Prompt:
Omit the pictures, then write out every entry exactly as it reads.

(Dataset items)
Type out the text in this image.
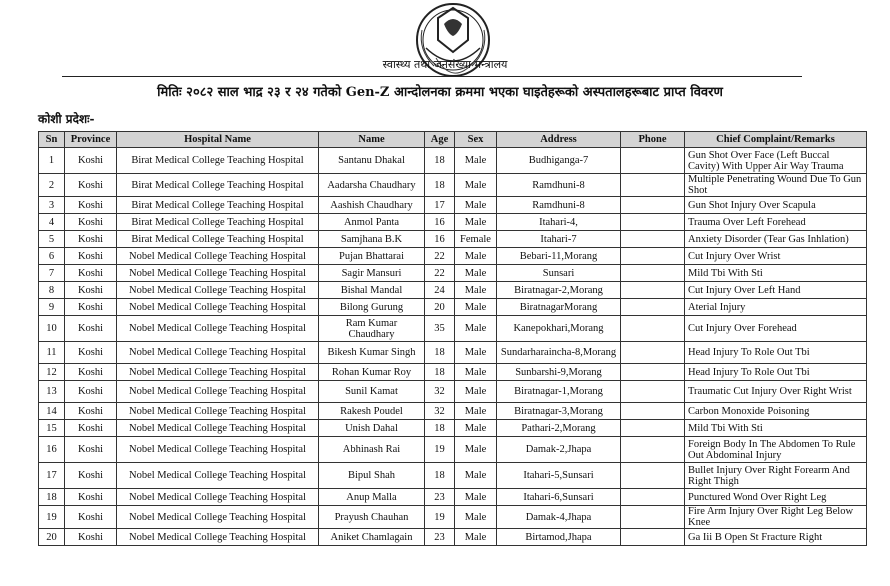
स्वास्थ्य तथा जनसंख्या मन्त्रालय
मितिः २०८२ साल भाद्र २३ र २४ गतेको Gen-Z आन्दोलनका क्रममा भएका घाइतेहरूको अस्पतालहरूबाट प्राप्त विवरण
कोशी प्रदेशः-
Sn	Province	Hospital Name	Name	Age	Sex	Address	Phone	Chief Complaint/Remarks
1	Koshi	Birat Medical College Teaching Hospital	Santanu Dhakal	18	Male	Budhiganga-7		Gun Shot Over Face (Left Buccal Cavity) With Upper Air Way Trauma
2	Koshi	Birat Medical College Teaching Hospital	Aadarsha Chaudhary	18	Male	Ramdhuni-8		Multiple Penetrating Wound Due To Gun Shot
3	Koshi	Birat Medical College Teaching Hospital	Aashish Chaudhary	17	Male	Ramdhuni-8		Gun Shot Injury Over Scapula
4	Koshi	Birat Medical College Teaching Hospital	Anmol Panta	16	Male	Itahari-4,		Trauma Over Left Forehead
5	Koshi	Birat Medical College Teaching Hospital	Samjhana B.K	16	Female	Itahari-7		Anxiety Disorder (Tear Gas Inhlation)
6	Koshi	Nobel Medical College Teaching Hospital	Pujan Bhattarai	22	Male	Bebari-11,Morang		Cut Injury Over Wrist
7	Koshi	Nobel Medical College Teaching Hospital	Sagir Mansuri	22	Male	Sunsari		Mild Tbi With Sti
8	Koshi	Nobel Medical College Teaching Hospital	Bishal Mandal	24	Male	Biratnagar-2,Morang		Cut Injury Over Left Hand
9	Koshi	Nobel Medical College Teaching Hospital	Bilong Gurung	20	Male	BiratnagarMorang		Aterial Injury
10	Koshi	Nobel Medical College Teaching Hospital	Ram Kumar Chaudhary	35	Male	Kanepokhari,Morang		Cut Injury Over Forehead
11	Koshi	Nobel Medical College Teaching Hospital	Bikesh Kumar Singh	18	Male	Sundarharaincha-8,Morang		Head Injury To Role Out Tbi
12	Koshi	Nobel Medical College Teaching Hospital	Rohan Kumar Roy	18	Male	Sunbarshi-9,Morang		Head Injury To Role Out Tbi
13	Koshi	Nobel Medical College Teaching Hospital	Sunil Kamat	32	Male	Biratnagar-1,Morang		Traumatic Cut Injury Over Right Wrist
14	Koshi	Nobel Medical College Teaching Hospital	Rakesh Poudel	32	Male	Biratnagar-3,Morang		Carbon Monoxide Poisoning
15	Koshi	Nobel Medical College Teaching Hospital	Unish Dahal	18	Male	Pathari-2,Morang		Mild Tbi With Sti
16	Koshi	Nobel Medical College Teaching Hospital	Abhinash Rai	19	Male	Damak-2,Jhapa		Foreign Body In The Abdomen To Rule Out Abdominal Injury
17	Koshi	Nobel Medical College Teaching Hospital	Bipul Shah	18	Male	Itahari-5,Sunsari		Bullet Injury Over Right Forearm And Right Thigh
18	Koshi	Nobel Medical College Teaching Hospital	Anup Malla	23	Male	Itahari-6,Sunsari		Punctured Wond Over Right Leg
19	Koshi	Nobel Medical College Teaching Hospital	Prayush Chauhan	19	Male	Damak-4,Jhapa		Fire Arm Injury Over Right Leg Below Knee
20	Koshi	Nobel Medical College Teaching Hospital	Aniket Chamlagain	23	Male	Birtamod,Jhapa		Ga Iii B Open St Fracture Right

Solved problem:
Type out the text in this image.
स्वास्थ्य तथा जनसंख्या मन्त्रालय
मितिः २०८२ साल भाद्र २३ र २४ गतेको Gen-Z आन्दोलनका क्रममा भएका घाइतेहरूको अस्पतालहरूबाट प्राप्त विवरण
कोशी प्रदेशः-
Sn	Province	Hospital Name	Name	Age	Sex	Address	Phone	Chief Complaint/Remarks
1	Koshi	Birat Medical College Teaching Hospital	Santanu Dhakal	18	Male	Budhiganga-7		Gun Shot Over Face (Left Buccal Cavity) With Upper Air Way Trauma
2	Koshi	Birat Medical College Teaching Hospital	Aadarsha Chaudhary	18	Male	Ramdhuni-8		Multiple Penetrating Wound Due To Gun Shot
3	Koshi	Birat Medical College Teaching Hospital	Aashish Chaudhary	17	Male	Ramdhuni-8		Gun Shot Injury Over Scapula
4	Koshi	Birat Medical College Teaching Hospital	Anmol Panta	16	Male	Itahari-4,		Trauma Over Left Forehead
5	Koshi	Birat Medical College Teaching Hospital	Samjhana B.K	16	Female	Itahari-7		Anxiety Disorder (Tear Gas Inhlation)
6	Koshi	Nobel Medical College Teaching Hospital	Pujan Bhattarai	22	Male	Bebari-11,Morang		Cut Injury Over Wrist
7	Koshi	Nobel Medical College Teaching Hospital	Sagir Mansuri	22	Male	Sunsari		Mild Tbi With Sti
8	Koshi	Nobel Medical College Teaching Hospital	Bishal Mandal	24	Male	Biratnagar-2,Morang		Cut Injury Over Left Hand
9	Koshi	Nobel Medical College Teaching Hospital	Bilong Gurung	20	Male	BiratnagarMorang		Aterial Injury
10	Koshi	Nobel Medical College Teaching Hospital	Ram Kumar Chaudhary	35	Male	Kanepokhari,Morang		Cut Injury Over Forehead
11	Koshi	Nobel Medical College Teaching Hospital	Bikesh Kumar Singh	18	Male	Sundarharaincha-8,Morang		Head Injury To Role Out Tbi
12	Koshi	Nobel Medical College Teaching Hospital	Rohan Kumar Roy	18	Male	Sunbarshi-9,Morang		Head Injury To Role Out Tbi
13	Koshi	Nobel Medical College Teaching Hospital	Sunil Kamat	32	Male	Biratnagar-1,Morang		Traumatic Cut Injury Over Right Wrist
14	Koshi	Nobel Medical College Teaching Hospital	Rakesh Poudel	32	Male	Biratnagar-3,Morang		Carbon Monoxide Poisoning
15	Koshi	Nobel Medical College Teaching Hospital	Unish Dahal	18	Male	Pathari-2,Morang		Mild Tbi With Sti
16	Koshi	Nobel Medical College Teaching Hospital	Abhinash Rai	19	Male	Damak-2,Jhapa		Foreign Body In The Abdomen To Rule Out Abdominal Injury
17	Koshi	Nobel Medical College Teaching Hospital	Bipul Shah	18	Male	Itahari-5,Sunsari		Bullet Injury Over Right Forearm And Right Thigh
18	Koshi	Nobel Medical College Teaching Hospital	Anup Malla	23	Male	Itahari-6,Sunsari		Punctured Wond Over Right Leg
19	Koshi	Nobel Medical College Teaching Hospital	Prayush Chauhan	19	Male	Damak-4,Jhapa		Fire Arm Injury Over Right Leg Below Knee
20	Koshi	Nobel Medical College Teaching Hospital	Aniket Chamlagain	23	Male	Birtamod,Jhapa		Ga Iii B Open St Fracture Right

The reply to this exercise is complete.